Items from a dataset
*-*-*

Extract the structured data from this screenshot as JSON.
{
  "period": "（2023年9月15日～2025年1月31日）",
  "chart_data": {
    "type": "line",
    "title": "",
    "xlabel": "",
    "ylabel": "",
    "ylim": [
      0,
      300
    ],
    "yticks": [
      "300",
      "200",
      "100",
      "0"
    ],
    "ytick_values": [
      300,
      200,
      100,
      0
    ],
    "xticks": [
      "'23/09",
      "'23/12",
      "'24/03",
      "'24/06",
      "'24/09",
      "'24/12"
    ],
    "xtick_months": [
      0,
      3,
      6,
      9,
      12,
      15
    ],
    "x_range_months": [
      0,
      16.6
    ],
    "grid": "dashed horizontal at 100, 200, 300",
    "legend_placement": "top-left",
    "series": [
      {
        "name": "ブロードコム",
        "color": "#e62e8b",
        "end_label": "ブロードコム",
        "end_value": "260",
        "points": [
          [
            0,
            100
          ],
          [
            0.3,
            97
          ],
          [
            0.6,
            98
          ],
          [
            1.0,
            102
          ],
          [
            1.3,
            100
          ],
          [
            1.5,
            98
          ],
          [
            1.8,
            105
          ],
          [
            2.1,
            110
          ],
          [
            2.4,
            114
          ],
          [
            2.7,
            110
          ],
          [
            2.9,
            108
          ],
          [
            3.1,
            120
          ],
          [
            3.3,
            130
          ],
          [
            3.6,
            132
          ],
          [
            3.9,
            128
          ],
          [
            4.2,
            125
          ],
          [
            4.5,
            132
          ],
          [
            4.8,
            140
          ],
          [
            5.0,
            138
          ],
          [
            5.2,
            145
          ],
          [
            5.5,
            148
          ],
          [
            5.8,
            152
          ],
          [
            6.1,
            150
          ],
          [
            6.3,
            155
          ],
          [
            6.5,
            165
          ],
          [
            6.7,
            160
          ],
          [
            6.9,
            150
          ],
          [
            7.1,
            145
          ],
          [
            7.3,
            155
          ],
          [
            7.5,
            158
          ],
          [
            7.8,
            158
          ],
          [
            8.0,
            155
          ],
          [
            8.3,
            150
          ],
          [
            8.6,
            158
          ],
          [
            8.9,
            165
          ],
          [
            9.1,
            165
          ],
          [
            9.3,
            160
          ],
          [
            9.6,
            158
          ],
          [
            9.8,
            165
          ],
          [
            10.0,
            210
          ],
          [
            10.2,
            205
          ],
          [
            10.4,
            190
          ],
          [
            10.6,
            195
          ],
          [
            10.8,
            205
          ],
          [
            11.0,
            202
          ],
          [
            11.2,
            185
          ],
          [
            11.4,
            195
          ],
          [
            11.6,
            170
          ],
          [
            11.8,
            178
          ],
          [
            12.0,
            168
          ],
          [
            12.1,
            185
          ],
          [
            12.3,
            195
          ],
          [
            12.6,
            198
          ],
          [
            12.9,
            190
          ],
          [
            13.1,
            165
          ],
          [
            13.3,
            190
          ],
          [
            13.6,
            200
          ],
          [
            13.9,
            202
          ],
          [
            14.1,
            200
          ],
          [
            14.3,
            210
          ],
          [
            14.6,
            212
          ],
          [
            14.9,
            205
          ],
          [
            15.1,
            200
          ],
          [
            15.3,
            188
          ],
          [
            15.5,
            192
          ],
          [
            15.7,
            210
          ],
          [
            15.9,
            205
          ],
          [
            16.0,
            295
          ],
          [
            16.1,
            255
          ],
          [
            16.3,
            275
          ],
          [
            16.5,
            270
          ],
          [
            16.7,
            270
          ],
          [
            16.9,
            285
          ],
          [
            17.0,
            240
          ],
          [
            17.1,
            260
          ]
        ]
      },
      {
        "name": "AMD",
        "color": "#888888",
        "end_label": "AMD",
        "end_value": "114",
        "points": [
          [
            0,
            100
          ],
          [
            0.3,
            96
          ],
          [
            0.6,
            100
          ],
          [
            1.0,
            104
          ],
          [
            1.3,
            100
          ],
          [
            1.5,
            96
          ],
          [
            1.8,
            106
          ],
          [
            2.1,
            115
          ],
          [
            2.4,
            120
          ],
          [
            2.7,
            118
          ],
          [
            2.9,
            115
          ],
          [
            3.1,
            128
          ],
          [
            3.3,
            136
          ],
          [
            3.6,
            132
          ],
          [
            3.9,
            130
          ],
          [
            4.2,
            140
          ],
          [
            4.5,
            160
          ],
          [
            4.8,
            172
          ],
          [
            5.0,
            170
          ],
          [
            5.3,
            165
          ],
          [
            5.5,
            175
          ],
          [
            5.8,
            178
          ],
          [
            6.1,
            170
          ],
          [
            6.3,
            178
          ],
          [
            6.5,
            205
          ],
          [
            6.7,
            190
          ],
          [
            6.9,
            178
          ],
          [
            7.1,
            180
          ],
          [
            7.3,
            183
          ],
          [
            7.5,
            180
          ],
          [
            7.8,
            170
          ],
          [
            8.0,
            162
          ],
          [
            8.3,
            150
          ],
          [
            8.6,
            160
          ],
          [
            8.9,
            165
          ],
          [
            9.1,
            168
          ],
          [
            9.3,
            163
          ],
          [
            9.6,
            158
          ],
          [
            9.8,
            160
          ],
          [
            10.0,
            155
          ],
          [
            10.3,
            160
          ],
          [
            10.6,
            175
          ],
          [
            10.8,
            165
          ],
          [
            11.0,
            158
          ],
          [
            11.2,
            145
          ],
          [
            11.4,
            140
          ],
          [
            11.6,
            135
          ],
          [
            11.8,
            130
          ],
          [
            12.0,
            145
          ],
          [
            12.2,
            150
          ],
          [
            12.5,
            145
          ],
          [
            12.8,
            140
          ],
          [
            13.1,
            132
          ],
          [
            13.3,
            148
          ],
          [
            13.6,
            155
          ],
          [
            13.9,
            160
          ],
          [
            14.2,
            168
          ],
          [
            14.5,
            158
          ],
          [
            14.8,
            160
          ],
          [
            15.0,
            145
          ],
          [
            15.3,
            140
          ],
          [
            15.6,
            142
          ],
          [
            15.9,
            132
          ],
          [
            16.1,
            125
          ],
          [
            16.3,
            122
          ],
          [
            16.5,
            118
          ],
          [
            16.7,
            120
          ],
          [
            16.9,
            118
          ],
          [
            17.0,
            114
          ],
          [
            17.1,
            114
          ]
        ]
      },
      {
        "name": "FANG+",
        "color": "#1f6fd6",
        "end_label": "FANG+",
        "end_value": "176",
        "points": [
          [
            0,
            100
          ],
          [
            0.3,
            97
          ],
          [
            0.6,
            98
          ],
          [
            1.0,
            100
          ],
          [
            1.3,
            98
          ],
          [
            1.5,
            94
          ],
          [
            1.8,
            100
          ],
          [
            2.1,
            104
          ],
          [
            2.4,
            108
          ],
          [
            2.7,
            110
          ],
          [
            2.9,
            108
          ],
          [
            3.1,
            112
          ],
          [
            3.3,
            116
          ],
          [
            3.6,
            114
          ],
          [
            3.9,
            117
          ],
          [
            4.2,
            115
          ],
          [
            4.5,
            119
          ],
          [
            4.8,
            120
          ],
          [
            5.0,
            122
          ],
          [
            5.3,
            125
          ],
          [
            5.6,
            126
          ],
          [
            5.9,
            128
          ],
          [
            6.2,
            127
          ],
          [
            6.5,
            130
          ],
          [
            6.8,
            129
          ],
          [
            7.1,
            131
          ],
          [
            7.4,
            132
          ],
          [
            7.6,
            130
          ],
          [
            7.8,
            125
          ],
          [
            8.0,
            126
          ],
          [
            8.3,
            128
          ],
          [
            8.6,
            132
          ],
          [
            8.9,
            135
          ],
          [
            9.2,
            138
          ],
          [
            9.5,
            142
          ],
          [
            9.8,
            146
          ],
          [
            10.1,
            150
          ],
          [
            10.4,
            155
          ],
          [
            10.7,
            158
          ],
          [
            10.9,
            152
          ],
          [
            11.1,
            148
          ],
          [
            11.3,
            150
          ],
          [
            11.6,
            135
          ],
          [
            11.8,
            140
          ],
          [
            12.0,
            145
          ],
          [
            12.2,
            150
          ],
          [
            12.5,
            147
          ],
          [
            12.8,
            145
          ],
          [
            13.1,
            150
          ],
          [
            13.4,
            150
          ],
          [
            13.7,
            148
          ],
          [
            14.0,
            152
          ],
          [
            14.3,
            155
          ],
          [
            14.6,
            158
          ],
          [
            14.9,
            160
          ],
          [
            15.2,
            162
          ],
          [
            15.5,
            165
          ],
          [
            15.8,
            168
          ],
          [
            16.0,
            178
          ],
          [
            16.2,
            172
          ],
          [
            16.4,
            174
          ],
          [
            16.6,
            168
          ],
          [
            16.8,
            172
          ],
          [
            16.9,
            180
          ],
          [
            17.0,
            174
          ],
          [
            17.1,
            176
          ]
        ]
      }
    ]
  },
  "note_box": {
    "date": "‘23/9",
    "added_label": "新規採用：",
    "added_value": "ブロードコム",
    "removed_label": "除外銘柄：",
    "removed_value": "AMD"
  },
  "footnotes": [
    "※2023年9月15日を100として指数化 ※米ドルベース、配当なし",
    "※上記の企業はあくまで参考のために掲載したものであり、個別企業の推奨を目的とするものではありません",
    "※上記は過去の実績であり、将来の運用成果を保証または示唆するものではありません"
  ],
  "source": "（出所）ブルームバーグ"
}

*-*-*

Pick out all the lines with the word "ブロードコム" in them and copy them.

Correct response ▸
        "name": "ブロードコム",
        "end_label": "ブロードコム",
    "added_value": "ブロードコム",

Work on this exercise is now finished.